EXERCISE INPUTS —
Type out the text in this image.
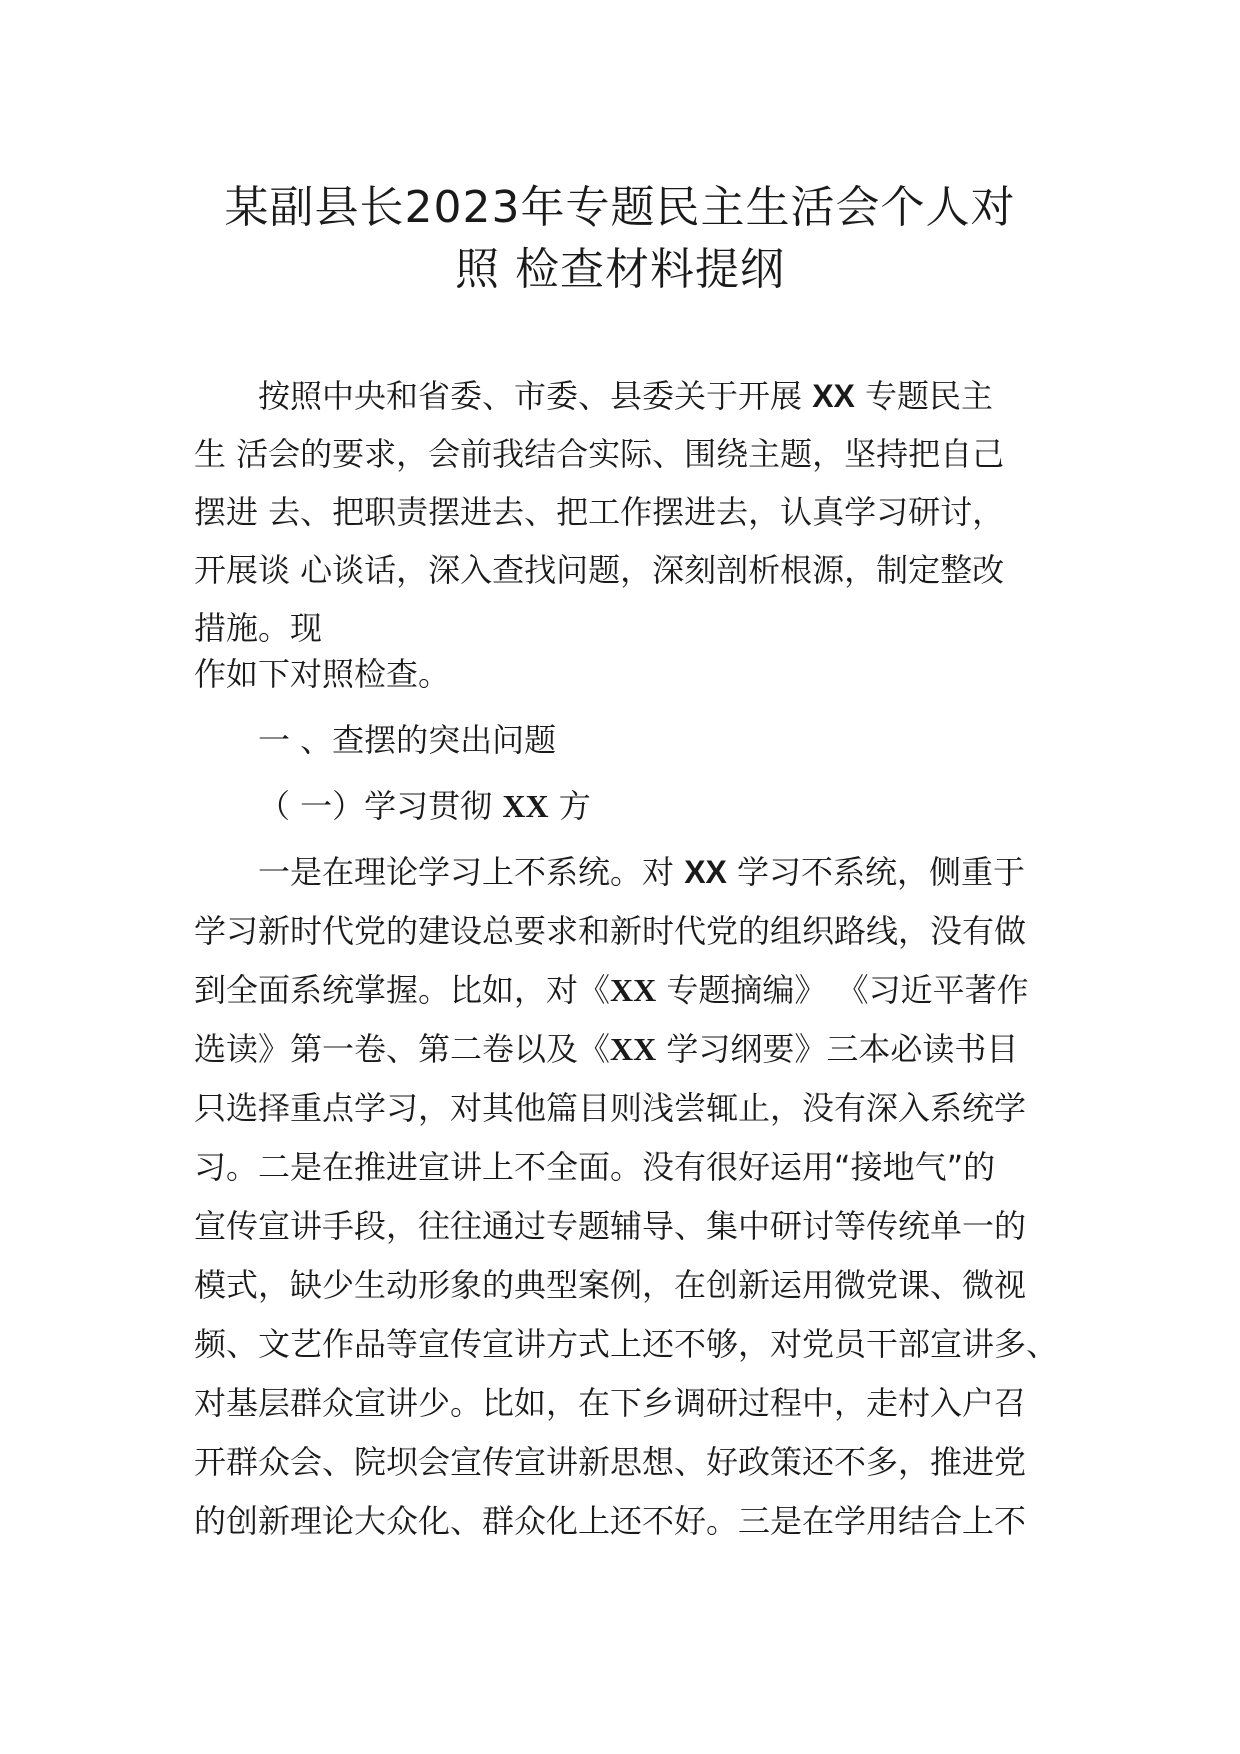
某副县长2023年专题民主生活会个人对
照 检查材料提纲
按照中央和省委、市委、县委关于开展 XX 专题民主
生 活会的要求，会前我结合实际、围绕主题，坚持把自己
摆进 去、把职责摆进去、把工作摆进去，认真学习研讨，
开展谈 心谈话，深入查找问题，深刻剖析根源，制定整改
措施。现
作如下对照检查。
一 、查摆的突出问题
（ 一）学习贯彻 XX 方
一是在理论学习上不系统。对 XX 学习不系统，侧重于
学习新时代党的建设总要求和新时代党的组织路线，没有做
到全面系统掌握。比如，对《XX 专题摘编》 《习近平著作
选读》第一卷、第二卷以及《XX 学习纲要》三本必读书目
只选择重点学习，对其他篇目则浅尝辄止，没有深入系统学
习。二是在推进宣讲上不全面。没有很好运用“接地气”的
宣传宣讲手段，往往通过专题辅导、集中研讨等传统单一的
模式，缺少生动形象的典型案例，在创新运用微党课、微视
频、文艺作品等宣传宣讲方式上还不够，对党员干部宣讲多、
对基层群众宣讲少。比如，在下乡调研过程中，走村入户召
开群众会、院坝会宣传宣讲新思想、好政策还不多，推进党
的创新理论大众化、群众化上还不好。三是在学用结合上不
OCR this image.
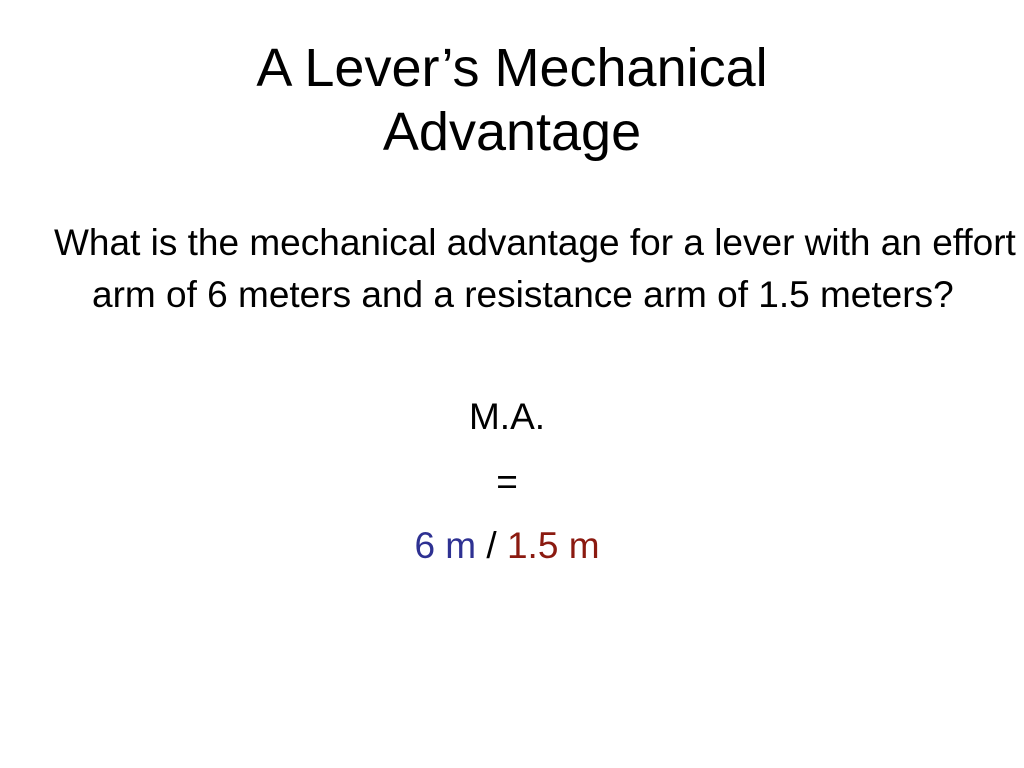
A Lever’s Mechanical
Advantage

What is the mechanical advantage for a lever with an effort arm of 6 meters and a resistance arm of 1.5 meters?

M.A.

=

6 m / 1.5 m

TO DO — Give the number of lines in the entries that include the string "this", and nothing more.

CORRECT ANSWER — 2